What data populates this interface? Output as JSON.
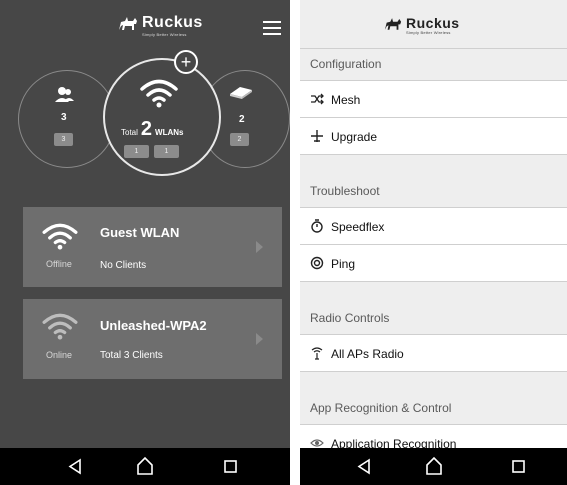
{
  "left_screen": {
    "brand": {
      "name": "Ruckus",
      "tagline": "Simply Better Wireless"
    },
    "overview": {
      "clients": {
        "count": "3",
        "badge": "3"
      },
      "wlans": {
        "total_label": "Total",
        "count": "2",
        "unit": "WLANs",
        "badges": [
          "1",
          "1"
        ]
      },
      "aps": {
        "count": "2",
        "badge": "2"
      }
    },
    "networks": [
      {
        "name": "Guest WLAN",
        "status": "Offline",
        "clients": "No Clients"
      },
      {
        "name": "Unleashed-WPA2",
        "status": "Online",
        "clients": "Total 3 Clients"
      }
    ]
  },
  "right_screen": {
    "brand": {
      "name": "Ruckus",
      "tagline": "Simply Better Wireless"
    },
    "sections": [
      {
        "title": "Configuration",
        "items": [
          {
            "label": "Mesh",
            "icon": "shuffle-icon"
          },
          {
            "label": "Upgrade",
            "icon": "airplane-icon"
          }
        ]
      },
      {
        "title": "Troubleshoot",
        "items": [
          {
            "label": "Speedflex",
            "icon": "stopwatch-icon"
          },
          {
            "label": "Ping",
            "icon": "ping-icon"
          }
        ]
      },
      {
        "title": "Radio Controls",
        "items": [
          {
            "label": "All APs Radio",
            "icon": "antenna-icon"
          }
        ]
      },
      {
        "title": "App Recognition & Control",
        "items": [
          {
            "label": "Application Recognition",
            "icon": "eye-icon"
          }
        ]
      }
    ]
  },
  "navigation": {
    "buttons": [
      "back",
      "home",
      "recents"
    ]
  },
  "colors": {
    "dark_bg": "#474747",
    "card_bg": "#6e6e6e",
    "section_bg": "#eeeeee",
    "navbar": "#000000"
  }
}
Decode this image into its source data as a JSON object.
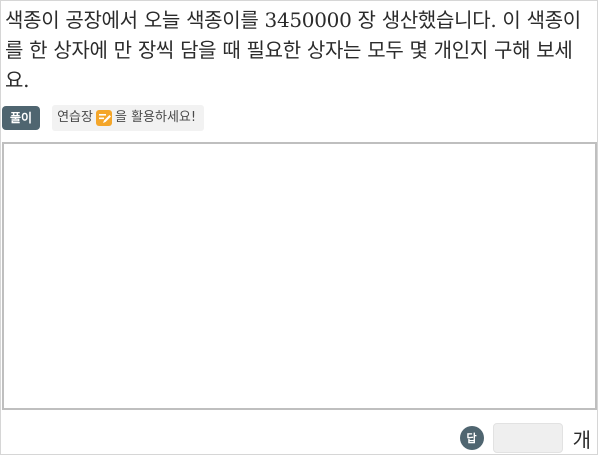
{
  "question": {
    "text": "색종이 공장에서 오늘 색종이를 3450000 장 생산했습니다. 이 색종이를 한 상자에 만 장씩 담을 때 필요한 상자는 모두 몇 개인지 구해 보세요."
  },
  "toolbar": {
    "solve_label": "풀이",
    "hint_prefix": "연습장",
    "hint_suffix": "을 활용하세요!",
    "hint_icon": "pencil-note-icon",
    "hint_icon_color": "#f4a62a"
  },
  "answer": {
    "badge_label": "답",
    "value": "",
    "unit": "개"
  },
  "colors": {
    "badge_bg": "#4f6570",
    "workpad_border": "#bfbfbf",
    "input_bg": "#efefef"
  }
}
________________
§ SHORT TASK: Repeat exactly the lines from the one holding "Decode this image" through the last line of the entries, both included; the pictures do not belong in the copy.

§ FULL RESPONSE:
Decode this image into its source data as a JSON object.
{
  "question": {
    "text": "색종이 공장에서 오늘 색종이를 3450000 장 생산했습니다. 이 색종이를 한 상자에 만 장씩 담을 때 필요한 상자는 모두 몇 개인지 구해 보세요."
  },
  "toolbar": {
    "solve_label": "풀이",
    "hint_prefix": "연습장",
    "hint_suffix": "을 활용하세요!",
    "hint_icon": "pencil-note-icon",
    "hint_icon_color": "#f4a62a"
  },
  "answer": {
    "badge_label": "답",
    "value": "",
    "unit": "개"
  },
  "colors": {
    "badge_bg": "#4f6570",
    "workpad_border": "#bfbfbf",
    "input_bg": "#efefef"
  }
}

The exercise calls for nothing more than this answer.